*** RECORDS SUPPLIED

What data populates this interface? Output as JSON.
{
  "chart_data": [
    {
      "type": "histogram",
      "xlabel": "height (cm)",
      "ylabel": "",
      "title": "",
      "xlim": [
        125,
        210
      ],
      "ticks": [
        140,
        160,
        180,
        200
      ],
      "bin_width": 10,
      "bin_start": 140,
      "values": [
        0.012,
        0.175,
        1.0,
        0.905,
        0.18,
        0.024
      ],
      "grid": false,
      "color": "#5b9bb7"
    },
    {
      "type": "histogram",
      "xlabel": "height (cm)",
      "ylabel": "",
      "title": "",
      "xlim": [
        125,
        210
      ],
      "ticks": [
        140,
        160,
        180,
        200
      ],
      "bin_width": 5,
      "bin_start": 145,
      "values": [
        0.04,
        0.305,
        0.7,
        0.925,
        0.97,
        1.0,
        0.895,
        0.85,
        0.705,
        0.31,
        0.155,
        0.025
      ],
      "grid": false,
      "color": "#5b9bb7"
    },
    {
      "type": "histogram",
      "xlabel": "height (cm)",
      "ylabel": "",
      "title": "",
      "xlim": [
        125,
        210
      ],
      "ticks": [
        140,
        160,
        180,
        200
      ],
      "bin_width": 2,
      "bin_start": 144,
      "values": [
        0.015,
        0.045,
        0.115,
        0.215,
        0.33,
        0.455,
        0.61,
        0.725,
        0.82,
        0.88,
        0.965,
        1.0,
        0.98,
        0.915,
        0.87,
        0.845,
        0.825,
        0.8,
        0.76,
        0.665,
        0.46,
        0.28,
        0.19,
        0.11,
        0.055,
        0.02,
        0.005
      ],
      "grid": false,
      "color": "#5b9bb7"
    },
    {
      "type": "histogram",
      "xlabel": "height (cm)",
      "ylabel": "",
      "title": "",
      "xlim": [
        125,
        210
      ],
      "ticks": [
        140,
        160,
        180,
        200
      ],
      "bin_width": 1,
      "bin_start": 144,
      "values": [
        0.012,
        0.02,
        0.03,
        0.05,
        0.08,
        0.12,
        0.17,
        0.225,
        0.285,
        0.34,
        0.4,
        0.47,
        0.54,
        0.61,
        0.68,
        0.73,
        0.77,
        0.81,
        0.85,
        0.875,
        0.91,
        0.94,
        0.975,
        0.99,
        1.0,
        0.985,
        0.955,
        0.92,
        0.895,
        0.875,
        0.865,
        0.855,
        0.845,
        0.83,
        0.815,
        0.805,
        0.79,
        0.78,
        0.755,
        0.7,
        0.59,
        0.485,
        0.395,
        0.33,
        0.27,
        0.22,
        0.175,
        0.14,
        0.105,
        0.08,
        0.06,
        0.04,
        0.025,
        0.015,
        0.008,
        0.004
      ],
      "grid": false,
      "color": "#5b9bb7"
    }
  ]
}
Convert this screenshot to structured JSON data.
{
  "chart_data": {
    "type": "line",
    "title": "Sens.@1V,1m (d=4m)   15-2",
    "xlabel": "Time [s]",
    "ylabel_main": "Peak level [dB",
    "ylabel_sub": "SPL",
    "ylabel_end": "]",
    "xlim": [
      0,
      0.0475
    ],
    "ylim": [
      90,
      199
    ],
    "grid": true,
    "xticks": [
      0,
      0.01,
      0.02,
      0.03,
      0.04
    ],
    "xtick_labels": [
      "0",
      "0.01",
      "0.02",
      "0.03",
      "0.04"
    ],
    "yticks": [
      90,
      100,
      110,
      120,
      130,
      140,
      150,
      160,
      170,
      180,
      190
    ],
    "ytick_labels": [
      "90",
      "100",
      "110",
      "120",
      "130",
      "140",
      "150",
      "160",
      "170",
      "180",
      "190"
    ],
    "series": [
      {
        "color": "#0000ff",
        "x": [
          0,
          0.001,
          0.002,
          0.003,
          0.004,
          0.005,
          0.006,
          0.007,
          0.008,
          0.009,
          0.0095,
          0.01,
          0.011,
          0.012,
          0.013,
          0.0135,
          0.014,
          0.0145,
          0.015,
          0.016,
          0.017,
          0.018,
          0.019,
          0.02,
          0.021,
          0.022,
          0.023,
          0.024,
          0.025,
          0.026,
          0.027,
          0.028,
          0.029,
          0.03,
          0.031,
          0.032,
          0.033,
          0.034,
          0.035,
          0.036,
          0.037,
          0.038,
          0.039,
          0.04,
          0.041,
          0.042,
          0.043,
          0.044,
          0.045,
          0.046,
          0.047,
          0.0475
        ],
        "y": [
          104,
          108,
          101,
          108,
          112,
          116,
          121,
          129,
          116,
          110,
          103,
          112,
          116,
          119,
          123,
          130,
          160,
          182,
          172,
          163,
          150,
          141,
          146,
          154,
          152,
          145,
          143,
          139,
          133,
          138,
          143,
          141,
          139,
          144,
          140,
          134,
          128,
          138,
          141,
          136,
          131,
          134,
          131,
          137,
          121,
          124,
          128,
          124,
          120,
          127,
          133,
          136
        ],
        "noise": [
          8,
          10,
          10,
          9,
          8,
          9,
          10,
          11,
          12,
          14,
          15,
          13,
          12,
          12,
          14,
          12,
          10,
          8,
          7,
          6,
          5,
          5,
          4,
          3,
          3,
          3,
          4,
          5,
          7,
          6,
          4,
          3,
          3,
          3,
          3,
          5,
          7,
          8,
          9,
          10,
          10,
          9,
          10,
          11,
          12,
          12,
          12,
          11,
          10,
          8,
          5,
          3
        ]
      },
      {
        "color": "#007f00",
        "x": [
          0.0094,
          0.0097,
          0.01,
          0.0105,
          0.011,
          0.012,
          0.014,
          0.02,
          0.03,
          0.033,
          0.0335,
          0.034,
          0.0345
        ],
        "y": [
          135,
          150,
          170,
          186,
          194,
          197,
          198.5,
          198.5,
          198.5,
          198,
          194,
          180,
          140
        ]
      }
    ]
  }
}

******

WRITTEN REQUEST:
Single out each line of the records above with the string "JSON" in it, and copy it.

REPLY:
What data populates this interface? Output as JSON.
Convert this screenshot to structured JSON data.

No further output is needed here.